Exercise: An exact copy of all the data is required, with pictures left out.

Supplied entries:
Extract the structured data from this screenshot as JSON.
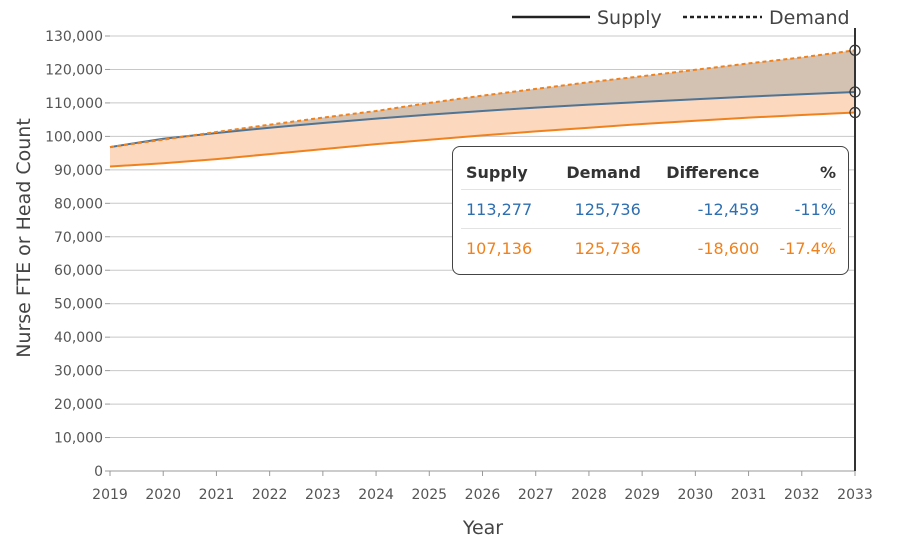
{
  "chart_data": {
    "type": "line",
    "xlabel": "Year",
    "ylabel": "Nurse FTE or Head Count",
    "x": [
      2019,
      2020,
      2021,
      2022,
      2023,
      2024,
      2025,
      2026,
      2027,
      2028,
      2029,
      2030,
      2031,
      2032,
      2033
    ],
    "ylim": [
      0,
      130000
    ],
    "yticks": [
      "0",
      "10,000",
      "20,000",
      "30,000",
      "40,000",
      "50,000",
      "60,000",
      "70,000",
      "80,000",
      "90,000",
      "100,000",
      "110,000",
      "120,000",
      "130,000"
    ],
    "grid": true,
    "legend": {
      "position": "top-right",
      "entries": [
        {
          "label": "Supply",
          "style": "solid"
        },
        {
          "label": "Demand",
          "style": "dashed"
        }
      ]
    },
    "series": [
      {
        "role": "supply-blue",
        "style": "solid",
        "color": "#4f7494",
        "values": [
          96800,
          99300,
          101000,
          102600,
          104000,
          105300,
          106500,
          107600,
          108600,
          109500,
          110300,
          111100,
          111900,
          112600,
          113277
        ]
      },
      {
        "role": "supply-orange",
        "style": "solid",
        "color": "#f0821e",
        "values": [
          91000,
          92000,
          93200,
          94700,
          96200,
          97700,
          99000,
          100300,
          101500,
          102600,
          103700,
          104700,
          105600,
          106400,
          107136
        ]
      },
      {
        "role": "demand",
        "style": "dashed",
        "color": "#f0821e",
        "values": [
          96800,
          99000,
          101300,
          103500,
          105600,
          107600,
          110000,
          112200,
          114200,
          116200,
          118000,
          119900,
          121800,
          123600,
          125736
        ]
      }
    ],
    "fill_colors": {
      "orange_band": "#fcd8bf",
      "gray_band": "#d3c1b1"
    },
    "hover": {
      "year": 2033
    }
  },
  "tooltip": {
    "headers": [
      "Supply",
      "Demand",
      "Difference",
      "%"
    ],
    "rows": [
      {
        "supply": "113,277",
        "demand": "125,736",
        "difference": "-12,459",
        "percent": "-11%",
        "color": "#2f6fb0"
      },
      {
        "supply": "107,136",
        "demand": "125,736",
        "difference": "-18,600",
        "percent": "-17.4%",
        "color": "#f0821e"
      }
    ]
  }
}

Written answer:
Extract the structured data from this screenshot as JSON.
{
  "chart_data": {
    "type": "line",
    "xlabel": "Year",
    "ylabel": "Nurse FTE or Head Count",
    "x": [
      2019,
      2020,
      2021,
      2022,
      2023,
      2024,
      2025,
      2026,
      2027,
      2028,
      2029,
      2030,
      2031,
      2032,
      2033
    ],
    "ylim": [
      0,
      130000
    ],
    "yticks": [
      "0",
      "10,000",
      "20,000",
      "30,000",
      "40,000",
      "50,000",
      "60,000",
      "70,000",
      "80,000",
      "90,000",
      "100,000",
      "110,000",
      "120,000",
      "130,000"
    ],
    "grid": true,
    "legend": {
      "position": "top-right",
      "entries": [
        {
          "label": "Supply",
          "style": "solid"
        },
        {
          "label": "Demand",
          "style": "dashed"
        }
      ]
    },
    "series": [
      {
        "role": "supply-blue",
        "style": "solid",
        "color": "#4f7494",
        "values": [
          96800,
          99300,
          101000,
          102600,
          104000,
          105300,
          106500,
          107600,
          108600,
          109500,
          110300,
          111100,
          111900,
          112600,
          113277
        ]
      },
      {
        "role": "supply-orange",
        "style": "solid",
        "color": "#f0821e",
        "values": [
          91000,
          92000,
          93200,
          94700,
          96200,
          97700,
          99000,
          100300,
          101500,
          102600,
          103700,
          104700,
          105600,
          106400,
          107136
        ]
      },
      {
        "role": "demand",
        "style": "dashed",
        "color": "#f0821e",
        "values": [
          96800,
          99000,
          101300,
          103500,
          105600,
          107600,
          110000,
          112200,
          114200,
          116200,
          118000,
          119900,
          121800,
          123600,
          125736
        ]
      }
    ],
    "fill_colors": {
      "orange_band": "#fcd8bf",
      "gray_band": "#d3c1b1"
    },
    "hover": {
      "year": 2033
    }
  },
  "tooltip": {
    "headers": [
      "Supply",
      "Demand",
      "Difference",
      "%"
    ],
    "rows": [
      {
        "supply": "113,277",
        "demand": "125,736",
        "difference": "-12,459",
        "percent": "-11%",
        "color": "#2f6fb0"
      },
      {
        "supply": "107,136",
        "demand": "125,736",
        "difference": "-18,600",
        "percent": "-17.4%",
        "color": "#f0821e"
      }
    ]
  }
}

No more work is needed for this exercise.